EXERCISE: Identify the lines holding "subtitle" and copy them.

PROVIDED ENTRIES:
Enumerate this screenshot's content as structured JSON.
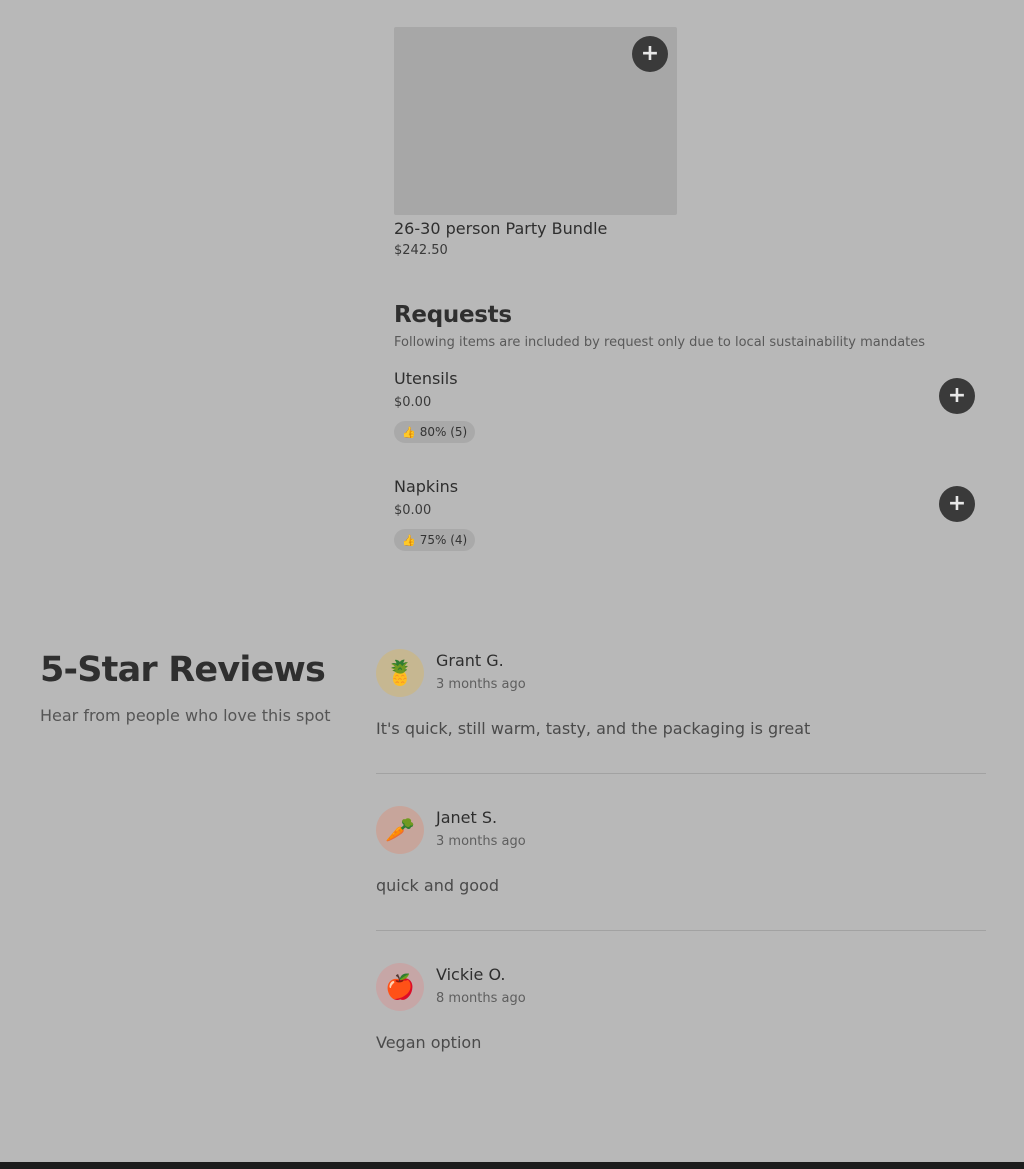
{
  "product": {
    "name": "26-30 person Party Bundle",
    "price": "$242.50",
    "add_icon": "plus-icon"
  },
  "requests": {
    "title": "Requests",
    "subtitle": "Following items are included by request only due to local sustainability mandates",
    "items": [
      {
        "name": "Utensils",
        "price": "$0.00",
        "rating": "80% (5)",
        "rating_icon": "thumbs-up-icon"
      },
      {
        "name": "Napkins",
        "price": "$0.00",
        "rating": "75% (4)",
        "rating_icon": "thumbs-up-icon"
      }
    ]
  },
  "reviews": {
    "title": "5-Star Reviews",
    "subtitle": "Hear from people who love this spot",
    "items": [
      {
        "name": "Grant G.",
        "time": "3 months ago",
        "text": "It's quick, still warm, tasty, and the packaging is great",
        "avatar": "pineapple-icon",
        "avatar_color": "#c6b791"
      },
      {
        "name": "Janet S.",
        "time": "3 months ago",
        "text": "quick and good",
        "avatar": "carrot-icon",
        "avatar_color": "#c7a59b"
      },
      {
        "name": "Vickie O.",
        "time": "8 months ago",
        "text": "Vegan option",
        "avatar": "apple-icon",
        "avatar_color": "#c6a6a6"
      }
    ]
  },
  "glyphs": {
    "plus": "+",
    "thumb": "👍",
    "pineapple": "🍍",
    "carrot": "🥕",
    "apple": "🍎"
  }
}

COMPLETED EXERCISE:
    "subtitle": "Following items are included by request only due to local sustainability mandates",
    "subtitle": "Hear from people who love this spot",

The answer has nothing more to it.